**ÜBUNGSTEXT:**
※

Seit wann gibt es eigentlich Ärztinnen?

Gesundheit

Schon immer, möchte man am liebsten sagen. Denn Kräuterheilkunde, Krankenpflege, Geburthilfe – das alles war seit ältester Zeit Sache der “weisen Frauen”. Doch Ärztinnen im heutigen Sinn sind eine späte “Erfindung”. Im 13. und 14. Jahrhundert entstanden die ersten Universitäten in Europa, doch bis Ende des 19. Jahrhunderts blieb der Zugang zu medizinischen Fakultäten für Frauen tabu. nur hie und da schafften es im 19. Jahrhundert einzelne – hoch begabte und mutige – Frauen das Tabu zu brechen: zum Beispiel die Engländerin Elizabeth Blackwell, die 1849 als erste Ärztin in den USA promovierte; oder die ungarische Gräfin Vila Higonnys, die 1890 ihr Arztdiplom in Zürich erhielt, allerdings erst nach langen, verbissenen Kämpfen ab 1897 in Budapest praktizieren durfte.

Eine absolute Ausnahme in der Geschichte der “weiblichen” Medizin ist die deutsche Ärztin Dorothea Christina von Erxleben, die schon im 18. Jahrhundert praktizierte. Früh war ihrem Vater, einem Arzt in Quedlinburg, die Begabung der Tochter aufgefallen; er unterrichtete sie gemeinsam mit einem Bruder, nahm sie zu seinen Patienten mit, ließ sich gelegentlich sogar von ihr vertreten. Dank zweimaliger höchstpersönlicher Erlaubnis von Preußenkönig Friedrich II. durfte Dorothea an der Universität Halle erst studieren, dann promovieren (1754). Die von ihren Kollegen erbittert angefeindete, von ihren Patienten heiß geliebte Dorothea schaffte es “nebenbei” auch noch, den Haushalt zu führen, fünf in die Ehe mitgebrachte kinder und vier eigene zu erziehen und nach dem fühen Tode ihres Mannes die Familien allein zu ernähren. Mit 47 Jahren starb sie an Schwindsucht, furchtlos und aufrecht sitzend, wies es in einem Nachruf heißt.

※

Auszüge aus dem Datensatz:

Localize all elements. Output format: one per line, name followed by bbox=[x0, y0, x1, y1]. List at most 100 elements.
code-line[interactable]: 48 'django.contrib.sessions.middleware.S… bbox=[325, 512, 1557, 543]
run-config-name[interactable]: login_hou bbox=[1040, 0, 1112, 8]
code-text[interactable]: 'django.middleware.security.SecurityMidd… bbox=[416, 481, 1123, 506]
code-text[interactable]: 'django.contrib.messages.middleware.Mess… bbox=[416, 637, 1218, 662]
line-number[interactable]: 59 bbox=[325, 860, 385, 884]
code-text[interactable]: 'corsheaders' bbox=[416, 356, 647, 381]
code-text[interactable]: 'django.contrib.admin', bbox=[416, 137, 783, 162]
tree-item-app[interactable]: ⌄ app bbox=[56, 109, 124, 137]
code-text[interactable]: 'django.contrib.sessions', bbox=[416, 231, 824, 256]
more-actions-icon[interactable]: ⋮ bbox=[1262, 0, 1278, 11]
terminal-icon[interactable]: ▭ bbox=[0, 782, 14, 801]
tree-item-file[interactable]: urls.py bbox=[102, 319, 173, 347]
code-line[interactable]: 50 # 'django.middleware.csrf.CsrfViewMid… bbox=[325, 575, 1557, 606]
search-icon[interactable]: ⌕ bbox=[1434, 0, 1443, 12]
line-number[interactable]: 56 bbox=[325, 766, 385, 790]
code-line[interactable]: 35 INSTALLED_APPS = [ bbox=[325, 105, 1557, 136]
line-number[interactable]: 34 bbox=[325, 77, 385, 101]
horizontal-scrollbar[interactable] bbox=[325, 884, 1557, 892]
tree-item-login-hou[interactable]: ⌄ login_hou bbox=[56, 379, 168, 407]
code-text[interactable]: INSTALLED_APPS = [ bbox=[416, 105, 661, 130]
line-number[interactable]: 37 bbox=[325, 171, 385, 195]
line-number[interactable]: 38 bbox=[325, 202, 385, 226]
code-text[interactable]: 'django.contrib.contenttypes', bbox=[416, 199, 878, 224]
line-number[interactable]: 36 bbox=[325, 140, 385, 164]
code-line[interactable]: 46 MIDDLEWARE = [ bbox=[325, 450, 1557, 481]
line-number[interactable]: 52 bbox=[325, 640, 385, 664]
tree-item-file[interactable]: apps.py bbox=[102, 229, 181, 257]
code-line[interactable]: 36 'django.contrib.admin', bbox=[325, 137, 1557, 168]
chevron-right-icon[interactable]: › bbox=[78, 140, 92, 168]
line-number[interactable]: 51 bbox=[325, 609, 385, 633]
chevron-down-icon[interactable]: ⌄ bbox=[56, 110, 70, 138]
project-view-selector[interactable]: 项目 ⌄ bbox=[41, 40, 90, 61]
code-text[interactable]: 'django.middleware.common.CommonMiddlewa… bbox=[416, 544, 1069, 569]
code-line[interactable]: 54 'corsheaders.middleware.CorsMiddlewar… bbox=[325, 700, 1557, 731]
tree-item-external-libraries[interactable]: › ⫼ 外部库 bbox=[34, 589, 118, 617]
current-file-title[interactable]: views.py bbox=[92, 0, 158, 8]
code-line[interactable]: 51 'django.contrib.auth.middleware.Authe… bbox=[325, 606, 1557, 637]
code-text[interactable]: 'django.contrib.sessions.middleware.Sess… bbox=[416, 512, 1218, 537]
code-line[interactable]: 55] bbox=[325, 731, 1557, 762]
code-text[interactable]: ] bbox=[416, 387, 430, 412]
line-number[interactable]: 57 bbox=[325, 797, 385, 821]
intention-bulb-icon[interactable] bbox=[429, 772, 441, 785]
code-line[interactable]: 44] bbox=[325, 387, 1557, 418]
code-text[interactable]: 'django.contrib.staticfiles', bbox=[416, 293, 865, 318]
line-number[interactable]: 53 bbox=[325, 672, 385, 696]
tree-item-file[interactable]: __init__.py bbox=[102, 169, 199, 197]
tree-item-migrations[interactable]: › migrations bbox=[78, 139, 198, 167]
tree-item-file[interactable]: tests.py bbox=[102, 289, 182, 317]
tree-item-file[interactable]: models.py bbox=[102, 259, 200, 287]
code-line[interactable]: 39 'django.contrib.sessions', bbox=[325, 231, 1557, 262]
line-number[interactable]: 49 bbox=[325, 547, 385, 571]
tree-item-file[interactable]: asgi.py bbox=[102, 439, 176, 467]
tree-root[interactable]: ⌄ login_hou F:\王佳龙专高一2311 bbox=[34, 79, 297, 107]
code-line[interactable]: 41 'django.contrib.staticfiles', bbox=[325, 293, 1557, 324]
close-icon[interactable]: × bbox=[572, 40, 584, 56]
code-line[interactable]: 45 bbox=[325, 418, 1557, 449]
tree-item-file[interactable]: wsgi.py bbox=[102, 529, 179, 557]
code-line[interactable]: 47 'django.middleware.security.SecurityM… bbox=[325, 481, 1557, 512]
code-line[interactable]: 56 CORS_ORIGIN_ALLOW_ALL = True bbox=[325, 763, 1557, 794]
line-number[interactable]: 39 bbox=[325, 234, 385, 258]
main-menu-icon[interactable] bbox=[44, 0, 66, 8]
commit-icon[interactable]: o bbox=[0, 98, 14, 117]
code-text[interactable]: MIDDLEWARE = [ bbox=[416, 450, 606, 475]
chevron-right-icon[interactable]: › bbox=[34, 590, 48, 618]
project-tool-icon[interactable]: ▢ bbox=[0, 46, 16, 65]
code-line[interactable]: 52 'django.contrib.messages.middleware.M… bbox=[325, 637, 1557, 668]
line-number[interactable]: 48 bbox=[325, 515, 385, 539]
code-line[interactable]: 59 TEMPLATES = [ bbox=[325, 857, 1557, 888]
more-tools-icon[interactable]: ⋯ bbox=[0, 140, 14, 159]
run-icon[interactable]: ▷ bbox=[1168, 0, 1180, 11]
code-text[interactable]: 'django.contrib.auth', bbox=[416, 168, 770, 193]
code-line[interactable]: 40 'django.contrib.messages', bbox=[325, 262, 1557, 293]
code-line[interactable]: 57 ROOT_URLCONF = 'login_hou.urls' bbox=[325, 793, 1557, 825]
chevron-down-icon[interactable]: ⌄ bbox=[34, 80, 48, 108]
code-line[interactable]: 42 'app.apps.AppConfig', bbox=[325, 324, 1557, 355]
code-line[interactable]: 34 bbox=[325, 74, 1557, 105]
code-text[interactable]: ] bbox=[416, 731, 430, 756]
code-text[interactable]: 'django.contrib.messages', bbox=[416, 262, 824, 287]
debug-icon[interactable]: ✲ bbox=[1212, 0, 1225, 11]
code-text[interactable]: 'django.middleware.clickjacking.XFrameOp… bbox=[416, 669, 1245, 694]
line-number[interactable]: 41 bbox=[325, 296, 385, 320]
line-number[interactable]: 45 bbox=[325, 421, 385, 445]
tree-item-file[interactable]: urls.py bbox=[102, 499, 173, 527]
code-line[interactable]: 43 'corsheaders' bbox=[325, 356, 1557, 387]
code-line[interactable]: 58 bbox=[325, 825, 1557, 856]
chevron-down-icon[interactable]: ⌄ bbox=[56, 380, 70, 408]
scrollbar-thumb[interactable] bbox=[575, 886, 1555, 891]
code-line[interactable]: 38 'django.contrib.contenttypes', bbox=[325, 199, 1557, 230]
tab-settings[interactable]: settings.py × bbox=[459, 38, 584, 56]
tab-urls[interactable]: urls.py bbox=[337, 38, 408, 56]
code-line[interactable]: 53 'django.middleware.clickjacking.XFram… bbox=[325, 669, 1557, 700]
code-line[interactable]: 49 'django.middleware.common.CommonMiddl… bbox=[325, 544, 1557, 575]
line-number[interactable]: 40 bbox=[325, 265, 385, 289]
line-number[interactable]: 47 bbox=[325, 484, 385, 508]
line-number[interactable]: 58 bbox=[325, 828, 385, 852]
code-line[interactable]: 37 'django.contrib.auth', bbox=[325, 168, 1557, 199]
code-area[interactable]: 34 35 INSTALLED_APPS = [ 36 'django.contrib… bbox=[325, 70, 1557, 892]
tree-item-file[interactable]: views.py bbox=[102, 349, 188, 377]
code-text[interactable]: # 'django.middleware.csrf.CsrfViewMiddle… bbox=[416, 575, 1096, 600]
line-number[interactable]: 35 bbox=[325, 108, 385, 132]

※

**AUFGABE 1:** An welcher Universität durfte Dorothea Christina von Erxleben laut dem Text über die ersten Ärztinnen studieren und promovieren?
**AUFGABE 2:** Schreiben Sie aus dem Text über die ersten Ärztinnen wortgetreu ab: Beginnen Sie bei den Worten „Schon immer, möchte“ und hören Sie nach „Budapest praktizieren durfte.“ auf.

**SCHRIFTLICHE ANTWORT 1:** An der Universität Halle.

**SCHRIFTLICHE ANTWORT 2:**
Schon immer, möchte man am liebsten sagen. Denn Kräuterheilkunde, Krankenpflege, Geburthilfe – das alles war seit ältester Zeit Sache der “weisen Frauen”. Doch Ärztinnen im heutigen Sinn sind eine späte “Erfindung”. Im 13. und 14. Jahrhundert entstanden die ersten Universitäten in Europa, doch bis Ende des 19. Jahrhunderts blieb der Zugang zu medizinischen Fakultäten für Frauen tabu. nur hie und da schafften es im 19. Jahrhundert einzelne – hoch begabte und mutige – Frauen das Tabu zu brechen: zum Beispiel die Engländerin Elizabeth Blackwell, die 1849 als erste Ärztin in den USA promovierte; oder die ungarische Gräfin Vila Higonnys, die 1890 ihr Arztdiplom in Zürich erhielt, allerdings erst nach langen, verbissenen Kämpfen ab 1897 in Budapest praktizieren durfte.